─── Task data
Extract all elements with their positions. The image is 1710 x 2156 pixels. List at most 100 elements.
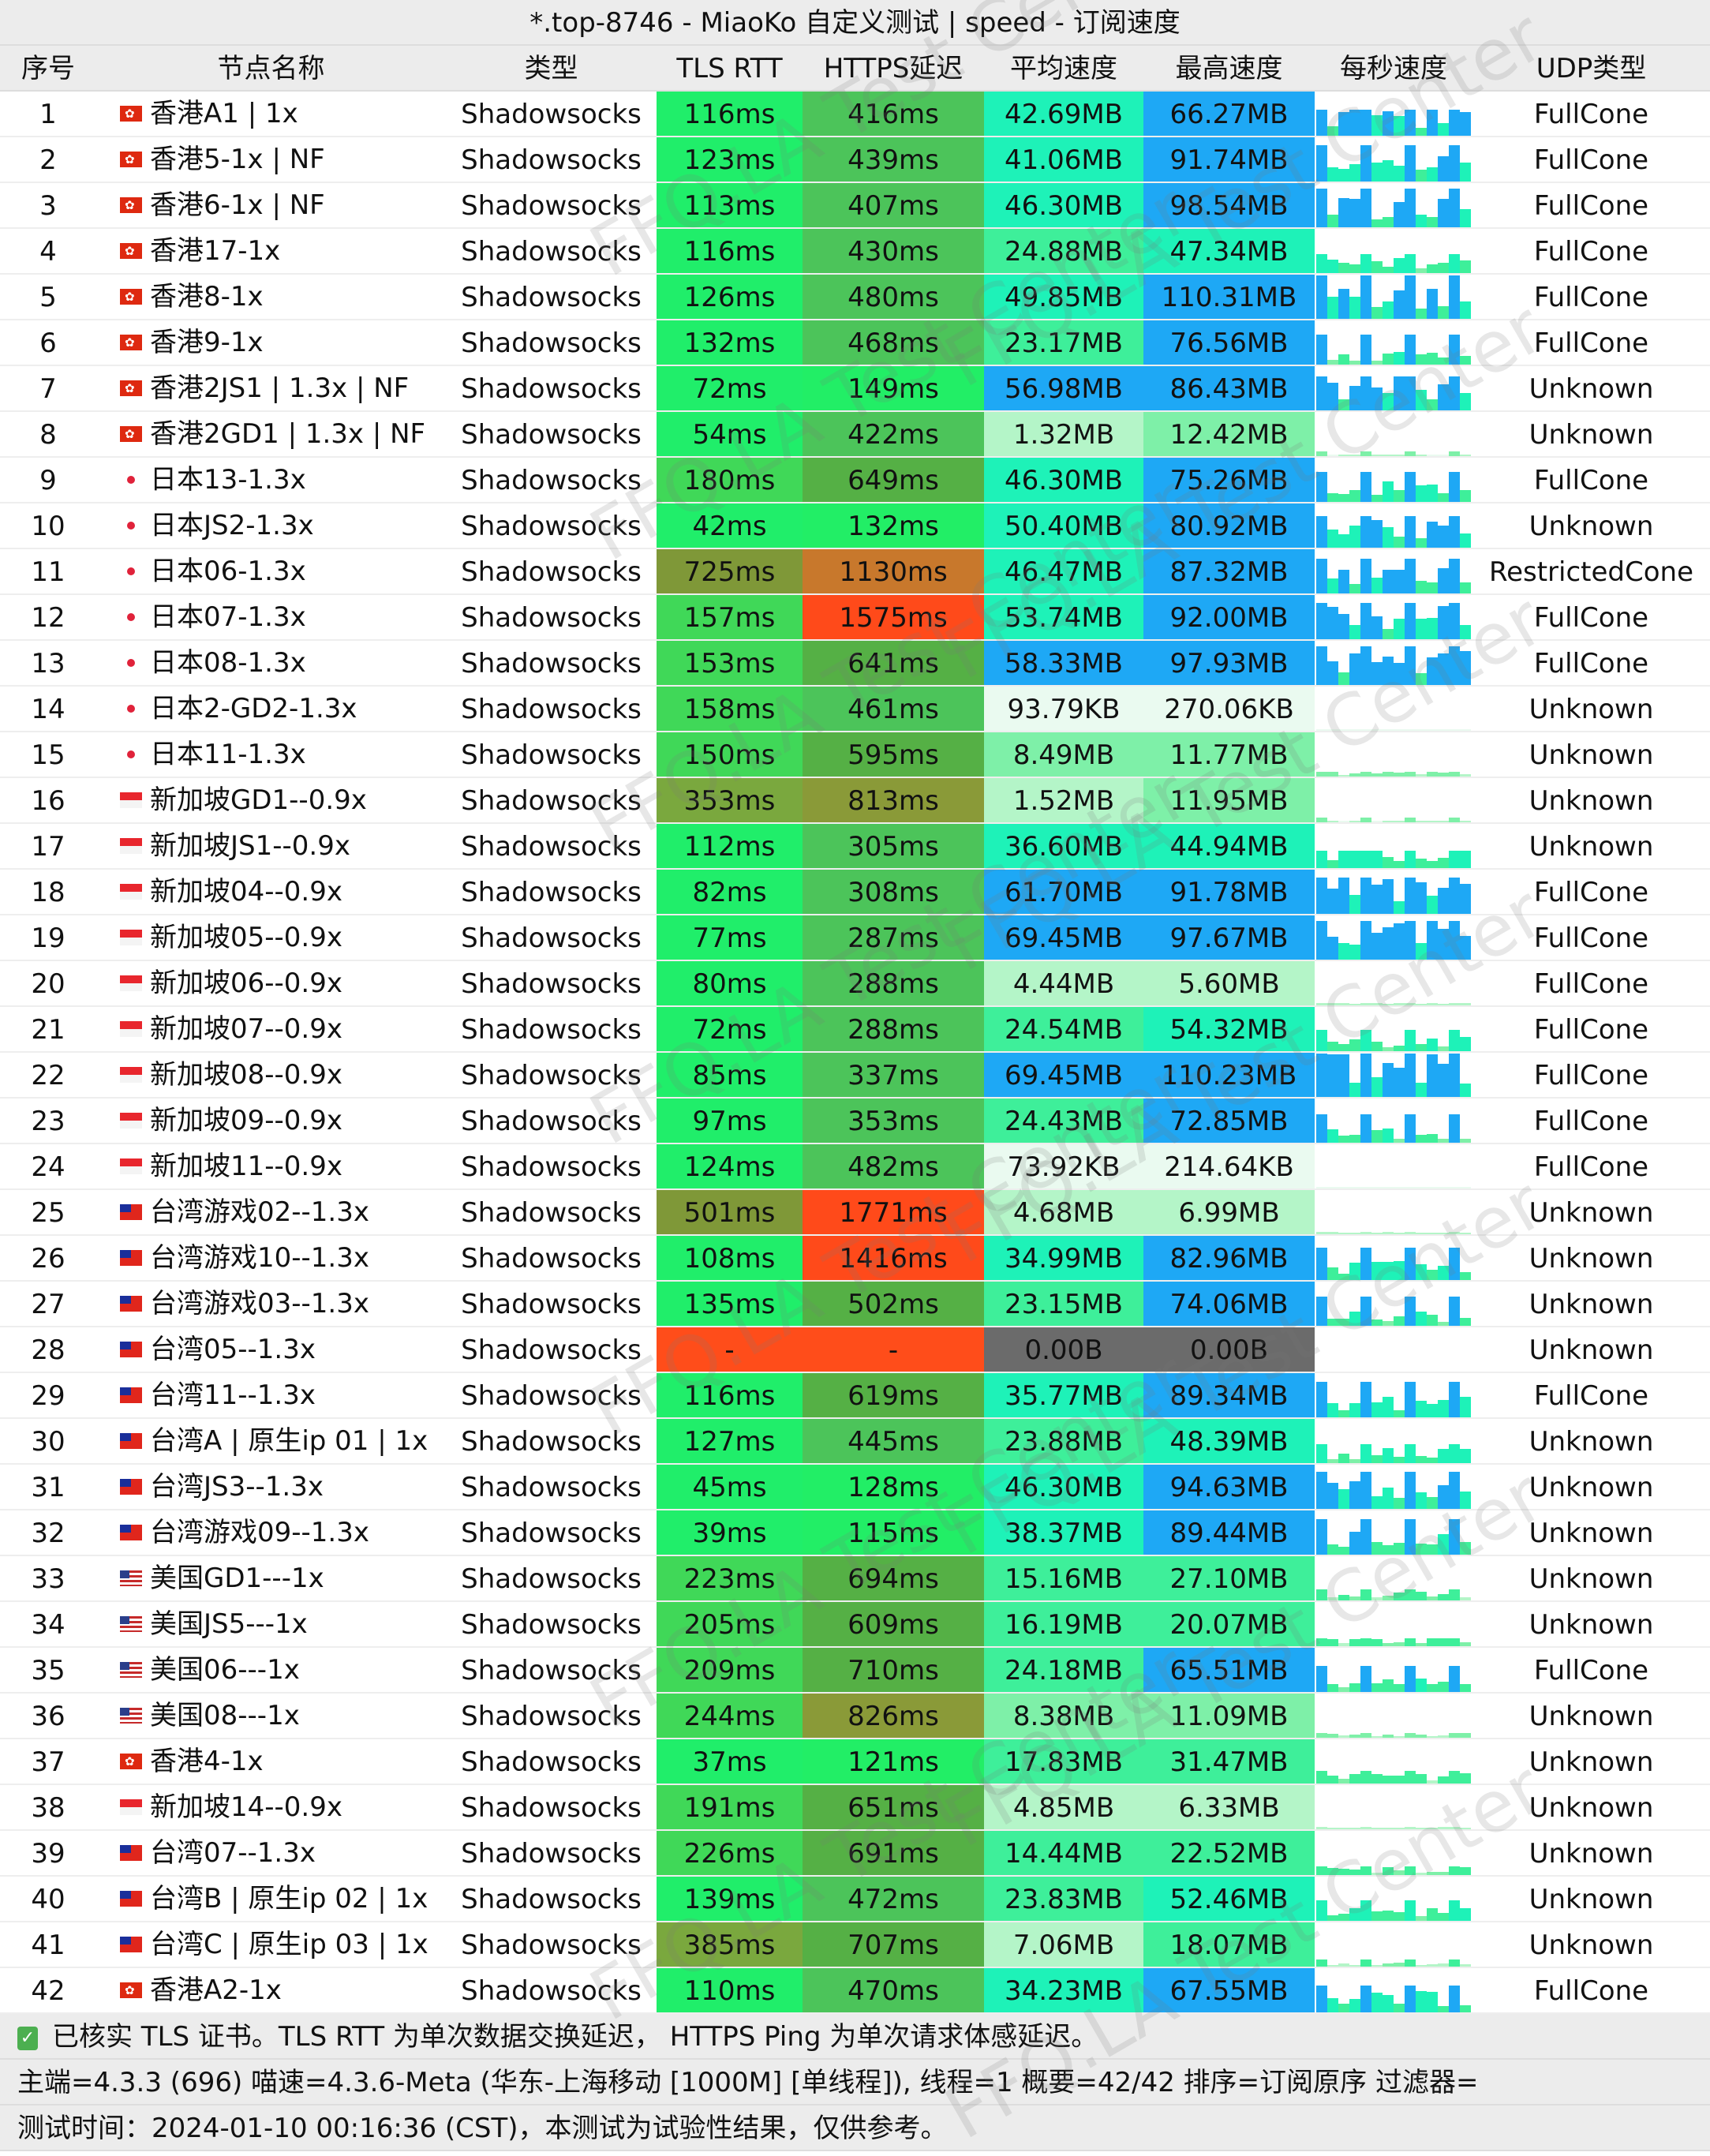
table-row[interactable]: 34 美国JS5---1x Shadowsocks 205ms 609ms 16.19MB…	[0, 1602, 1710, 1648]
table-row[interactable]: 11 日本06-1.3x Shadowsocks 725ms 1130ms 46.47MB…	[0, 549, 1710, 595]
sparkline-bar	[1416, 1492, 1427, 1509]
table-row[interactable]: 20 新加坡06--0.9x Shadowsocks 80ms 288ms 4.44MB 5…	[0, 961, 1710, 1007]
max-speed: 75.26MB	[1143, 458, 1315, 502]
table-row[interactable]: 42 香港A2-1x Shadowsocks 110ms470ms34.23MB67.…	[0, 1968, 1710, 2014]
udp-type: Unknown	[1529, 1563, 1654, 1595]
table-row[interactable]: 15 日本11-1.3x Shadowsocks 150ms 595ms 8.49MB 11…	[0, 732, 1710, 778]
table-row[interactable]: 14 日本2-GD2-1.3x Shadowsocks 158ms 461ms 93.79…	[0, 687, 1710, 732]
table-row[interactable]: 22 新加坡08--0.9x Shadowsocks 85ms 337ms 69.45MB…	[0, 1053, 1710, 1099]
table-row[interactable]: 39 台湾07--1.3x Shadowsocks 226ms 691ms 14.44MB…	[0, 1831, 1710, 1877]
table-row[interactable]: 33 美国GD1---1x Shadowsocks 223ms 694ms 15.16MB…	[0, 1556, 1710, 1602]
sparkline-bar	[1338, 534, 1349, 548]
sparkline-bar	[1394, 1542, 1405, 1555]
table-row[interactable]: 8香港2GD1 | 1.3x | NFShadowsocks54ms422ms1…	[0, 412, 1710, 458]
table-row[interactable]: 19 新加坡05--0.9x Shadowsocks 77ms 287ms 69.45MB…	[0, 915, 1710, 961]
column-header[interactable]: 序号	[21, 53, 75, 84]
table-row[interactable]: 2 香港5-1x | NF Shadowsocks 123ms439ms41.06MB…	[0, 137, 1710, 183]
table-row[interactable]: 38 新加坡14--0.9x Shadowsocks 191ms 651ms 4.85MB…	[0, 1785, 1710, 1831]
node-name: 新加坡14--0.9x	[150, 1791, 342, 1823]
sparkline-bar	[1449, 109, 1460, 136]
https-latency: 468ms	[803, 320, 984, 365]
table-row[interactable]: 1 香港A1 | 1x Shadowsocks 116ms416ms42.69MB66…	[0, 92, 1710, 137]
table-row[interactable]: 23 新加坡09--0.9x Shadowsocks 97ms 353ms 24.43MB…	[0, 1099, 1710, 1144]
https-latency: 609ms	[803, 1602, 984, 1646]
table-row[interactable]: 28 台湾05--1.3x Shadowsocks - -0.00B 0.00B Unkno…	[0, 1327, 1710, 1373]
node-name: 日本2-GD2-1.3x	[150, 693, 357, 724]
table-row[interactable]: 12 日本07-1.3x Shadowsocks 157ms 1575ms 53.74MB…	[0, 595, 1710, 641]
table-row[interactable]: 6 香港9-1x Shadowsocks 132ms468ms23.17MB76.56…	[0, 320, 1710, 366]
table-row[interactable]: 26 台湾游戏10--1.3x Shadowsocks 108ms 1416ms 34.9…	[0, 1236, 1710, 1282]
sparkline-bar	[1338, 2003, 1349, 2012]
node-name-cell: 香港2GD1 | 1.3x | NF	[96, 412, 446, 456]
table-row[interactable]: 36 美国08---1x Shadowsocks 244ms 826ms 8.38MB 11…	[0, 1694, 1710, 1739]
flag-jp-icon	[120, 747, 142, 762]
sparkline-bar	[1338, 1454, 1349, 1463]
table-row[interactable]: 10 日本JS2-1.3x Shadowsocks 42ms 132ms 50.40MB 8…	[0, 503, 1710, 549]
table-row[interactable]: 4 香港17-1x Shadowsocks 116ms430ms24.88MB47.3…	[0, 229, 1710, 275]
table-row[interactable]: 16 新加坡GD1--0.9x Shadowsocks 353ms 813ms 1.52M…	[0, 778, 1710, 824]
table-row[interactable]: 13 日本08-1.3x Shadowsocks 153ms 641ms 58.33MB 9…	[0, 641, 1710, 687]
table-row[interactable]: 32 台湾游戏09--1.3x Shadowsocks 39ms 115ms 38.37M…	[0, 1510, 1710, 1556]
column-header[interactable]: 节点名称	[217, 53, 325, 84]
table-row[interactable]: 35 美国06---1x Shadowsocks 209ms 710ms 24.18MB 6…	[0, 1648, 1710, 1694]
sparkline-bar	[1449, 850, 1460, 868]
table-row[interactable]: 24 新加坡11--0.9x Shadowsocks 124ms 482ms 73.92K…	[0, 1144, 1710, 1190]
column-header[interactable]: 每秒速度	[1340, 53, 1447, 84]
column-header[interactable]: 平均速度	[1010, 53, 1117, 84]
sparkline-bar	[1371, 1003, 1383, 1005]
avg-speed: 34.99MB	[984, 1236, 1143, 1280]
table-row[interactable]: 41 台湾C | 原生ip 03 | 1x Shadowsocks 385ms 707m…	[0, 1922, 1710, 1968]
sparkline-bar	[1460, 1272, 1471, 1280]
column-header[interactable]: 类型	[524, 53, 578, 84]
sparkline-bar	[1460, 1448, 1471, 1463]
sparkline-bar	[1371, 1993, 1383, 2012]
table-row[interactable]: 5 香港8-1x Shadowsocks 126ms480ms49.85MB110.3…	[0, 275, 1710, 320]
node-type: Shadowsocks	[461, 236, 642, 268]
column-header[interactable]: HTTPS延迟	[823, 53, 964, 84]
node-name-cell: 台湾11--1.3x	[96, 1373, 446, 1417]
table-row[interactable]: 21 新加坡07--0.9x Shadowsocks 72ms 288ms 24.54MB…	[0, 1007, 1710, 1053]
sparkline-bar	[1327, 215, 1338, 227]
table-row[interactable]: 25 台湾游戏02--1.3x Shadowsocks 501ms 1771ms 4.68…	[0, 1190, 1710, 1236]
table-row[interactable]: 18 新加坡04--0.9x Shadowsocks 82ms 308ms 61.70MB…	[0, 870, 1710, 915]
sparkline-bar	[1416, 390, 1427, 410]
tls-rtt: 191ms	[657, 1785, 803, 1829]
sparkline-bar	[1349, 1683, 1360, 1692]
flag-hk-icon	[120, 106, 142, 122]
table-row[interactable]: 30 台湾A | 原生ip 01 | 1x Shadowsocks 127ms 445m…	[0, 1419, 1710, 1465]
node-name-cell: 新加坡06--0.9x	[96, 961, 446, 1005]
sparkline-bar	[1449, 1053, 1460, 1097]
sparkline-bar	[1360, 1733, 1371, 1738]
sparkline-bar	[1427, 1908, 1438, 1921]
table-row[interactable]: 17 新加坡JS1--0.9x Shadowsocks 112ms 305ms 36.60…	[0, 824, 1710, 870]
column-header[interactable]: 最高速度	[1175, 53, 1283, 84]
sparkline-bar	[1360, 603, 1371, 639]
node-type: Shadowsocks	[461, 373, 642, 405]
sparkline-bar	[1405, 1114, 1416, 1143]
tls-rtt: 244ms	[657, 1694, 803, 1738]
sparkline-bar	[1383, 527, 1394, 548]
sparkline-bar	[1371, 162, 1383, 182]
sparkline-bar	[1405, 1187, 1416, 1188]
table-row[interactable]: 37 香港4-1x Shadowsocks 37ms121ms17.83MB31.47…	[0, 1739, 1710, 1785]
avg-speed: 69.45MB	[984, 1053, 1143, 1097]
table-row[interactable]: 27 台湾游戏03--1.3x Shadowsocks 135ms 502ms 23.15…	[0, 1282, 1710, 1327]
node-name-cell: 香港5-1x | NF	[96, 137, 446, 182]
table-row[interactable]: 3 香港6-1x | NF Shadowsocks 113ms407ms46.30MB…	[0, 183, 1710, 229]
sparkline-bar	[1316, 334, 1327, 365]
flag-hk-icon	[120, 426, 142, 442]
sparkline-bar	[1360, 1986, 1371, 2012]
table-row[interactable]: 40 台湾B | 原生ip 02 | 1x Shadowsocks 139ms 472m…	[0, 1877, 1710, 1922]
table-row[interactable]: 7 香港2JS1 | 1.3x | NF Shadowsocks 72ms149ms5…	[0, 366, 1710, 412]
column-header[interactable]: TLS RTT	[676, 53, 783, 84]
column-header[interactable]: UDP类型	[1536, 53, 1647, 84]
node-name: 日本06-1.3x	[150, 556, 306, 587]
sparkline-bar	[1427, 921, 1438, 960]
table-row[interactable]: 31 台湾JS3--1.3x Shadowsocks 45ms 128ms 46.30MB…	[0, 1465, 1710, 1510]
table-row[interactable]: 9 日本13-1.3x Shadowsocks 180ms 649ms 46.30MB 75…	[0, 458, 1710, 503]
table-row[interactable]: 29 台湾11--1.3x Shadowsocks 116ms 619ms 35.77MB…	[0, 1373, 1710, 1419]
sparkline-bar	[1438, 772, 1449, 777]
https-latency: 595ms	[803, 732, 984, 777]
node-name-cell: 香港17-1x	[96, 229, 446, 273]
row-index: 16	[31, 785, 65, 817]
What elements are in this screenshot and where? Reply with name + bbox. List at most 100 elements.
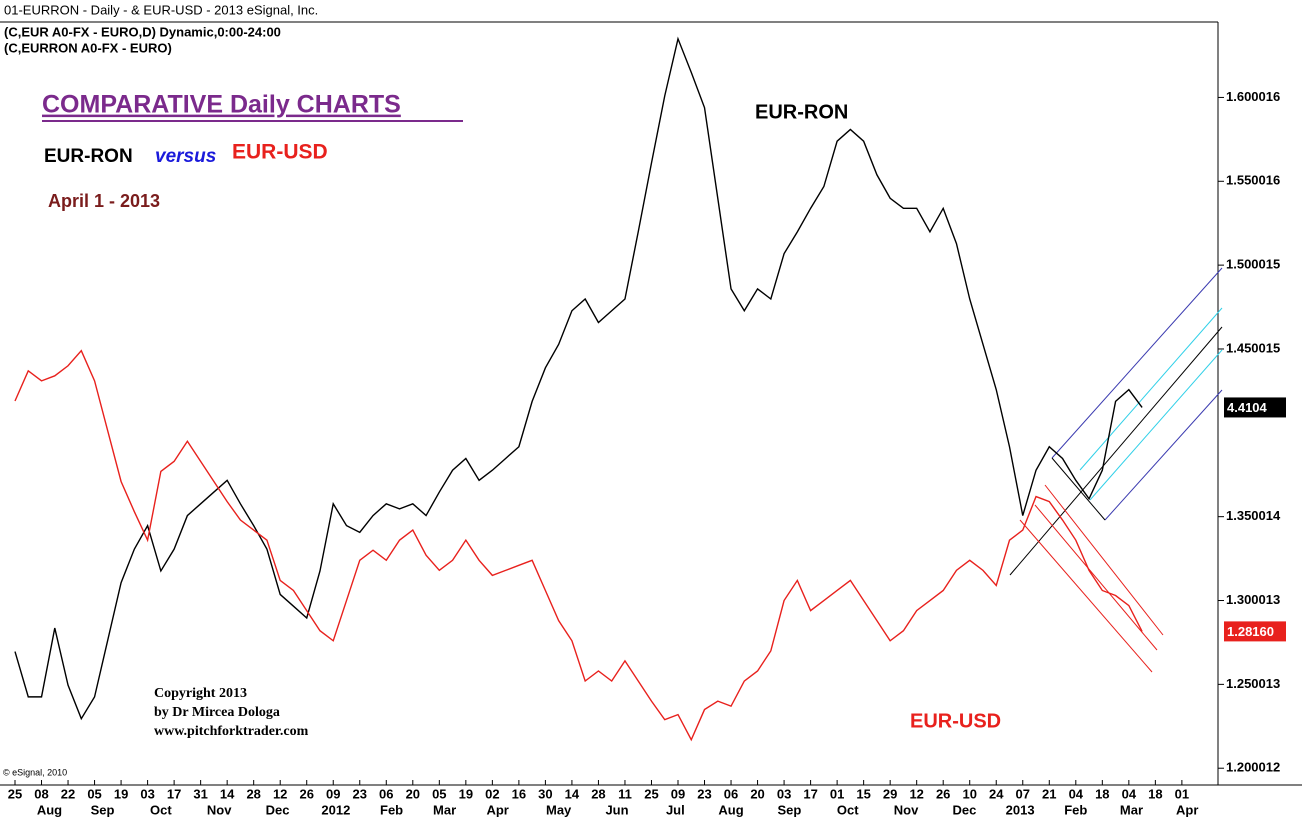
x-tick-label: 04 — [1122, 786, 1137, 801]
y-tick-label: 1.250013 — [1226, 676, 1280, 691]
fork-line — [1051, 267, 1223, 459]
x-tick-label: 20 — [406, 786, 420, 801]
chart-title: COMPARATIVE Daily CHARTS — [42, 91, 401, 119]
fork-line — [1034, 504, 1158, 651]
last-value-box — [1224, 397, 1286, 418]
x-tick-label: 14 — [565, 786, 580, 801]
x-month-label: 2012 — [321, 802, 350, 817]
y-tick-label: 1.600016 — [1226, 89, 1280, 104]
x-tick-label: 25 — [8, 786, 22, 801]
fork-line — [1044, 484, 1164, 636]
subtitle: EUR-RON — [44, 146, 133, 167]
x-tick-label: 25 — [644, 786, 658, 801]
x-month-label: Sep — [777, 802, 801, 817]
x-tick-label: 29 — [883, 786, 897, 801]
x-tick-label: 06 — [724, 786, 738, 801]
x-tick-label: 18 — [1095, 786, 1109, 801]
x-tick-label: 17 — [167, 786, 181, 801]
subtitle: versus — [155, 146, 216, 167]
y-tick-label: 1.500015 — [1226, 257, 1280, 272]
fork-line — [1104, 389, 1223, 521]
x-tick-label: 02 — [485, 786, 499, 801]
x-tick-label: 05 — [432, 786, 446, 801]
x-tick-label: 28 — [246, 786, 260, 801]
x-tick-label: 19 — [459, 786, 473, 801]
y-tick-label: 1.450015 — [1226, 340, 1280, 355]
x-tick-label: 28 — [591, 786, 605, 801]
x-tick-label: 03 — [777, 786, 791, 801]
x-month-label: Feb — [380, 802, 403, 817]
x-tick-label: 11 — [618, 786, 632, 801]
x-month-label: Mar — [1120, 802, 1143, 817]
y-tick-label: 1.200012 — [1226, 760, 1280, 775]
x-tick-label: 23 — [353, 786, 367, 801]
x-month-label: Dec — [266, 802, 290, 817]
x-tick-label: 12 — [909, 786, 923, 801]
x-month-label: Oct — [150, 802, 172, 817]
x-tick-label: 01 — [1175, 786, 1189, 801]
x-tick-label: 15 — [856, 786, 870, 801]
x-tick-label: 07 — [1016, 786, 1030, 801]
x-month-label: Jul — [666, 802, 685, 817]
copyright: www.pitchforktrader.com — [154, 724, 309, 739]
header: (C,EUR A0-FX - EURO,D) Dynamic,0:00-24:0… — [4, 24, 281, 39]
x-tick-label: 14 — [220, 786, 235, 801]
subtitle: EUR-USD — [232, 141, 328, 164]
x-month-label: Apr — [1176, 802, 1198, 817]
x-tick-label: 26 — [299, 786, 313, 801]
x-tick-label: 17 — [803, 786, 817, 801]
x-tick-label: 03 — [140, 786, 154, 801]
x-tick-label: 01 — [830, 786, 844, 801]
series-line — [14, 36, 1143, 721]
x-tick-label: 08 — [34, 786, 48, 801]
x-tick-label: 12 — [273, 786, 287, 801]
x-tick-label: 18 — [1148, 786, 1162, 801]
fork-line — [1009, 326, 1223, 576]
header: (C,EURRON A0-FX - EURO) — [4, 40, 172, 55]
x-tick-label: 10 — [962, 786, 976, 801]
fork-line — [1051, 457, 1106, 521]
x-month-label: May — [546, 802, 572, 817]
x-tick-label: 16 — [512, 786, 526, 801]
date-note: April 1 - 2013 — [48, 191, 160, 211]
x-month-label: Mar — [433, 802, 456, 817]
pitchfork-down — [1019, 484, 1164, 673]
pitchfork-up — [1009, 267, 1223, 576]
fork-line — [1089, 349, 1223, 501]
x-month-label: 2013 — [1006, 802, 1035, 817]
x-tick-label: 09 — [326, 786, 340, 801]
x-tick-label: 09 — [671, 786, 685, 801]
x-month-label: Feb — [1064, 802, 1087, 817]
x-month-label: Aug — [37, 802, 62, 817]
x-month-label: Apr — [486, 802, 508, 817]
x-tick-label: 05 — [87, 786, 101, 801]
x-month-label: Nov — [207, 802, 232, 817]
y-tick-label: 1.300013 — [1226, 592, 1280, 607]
──────
● What is needed:
Give the items from the line containing "x-tick-label: 04 — [1122, 786, 1137, 801]" through the line containing "last-value-box — [1224, 397, 1286, 418]" as a JSON list of strings, one string per line, with blank lines omitted.

● Response:
[
  "x-tick-label: 04 — [1122, 786, 1137, 801]",
  "y-tick-label: 1.250013 — [1226, 676, 1280, 691]",
  "fork-line — [1051, 267, 1223, 459]",
  "x-tick-label: 20 — [406, 786, 420, 801]",
  "chart-title: COMPARATIVE Daily CHARTS — [42, 91, 401, 119]",
  "fork-line — [1034, 504, 1158, 651]",
  "last-value-box — [1224, 397, 1286, 418]"
]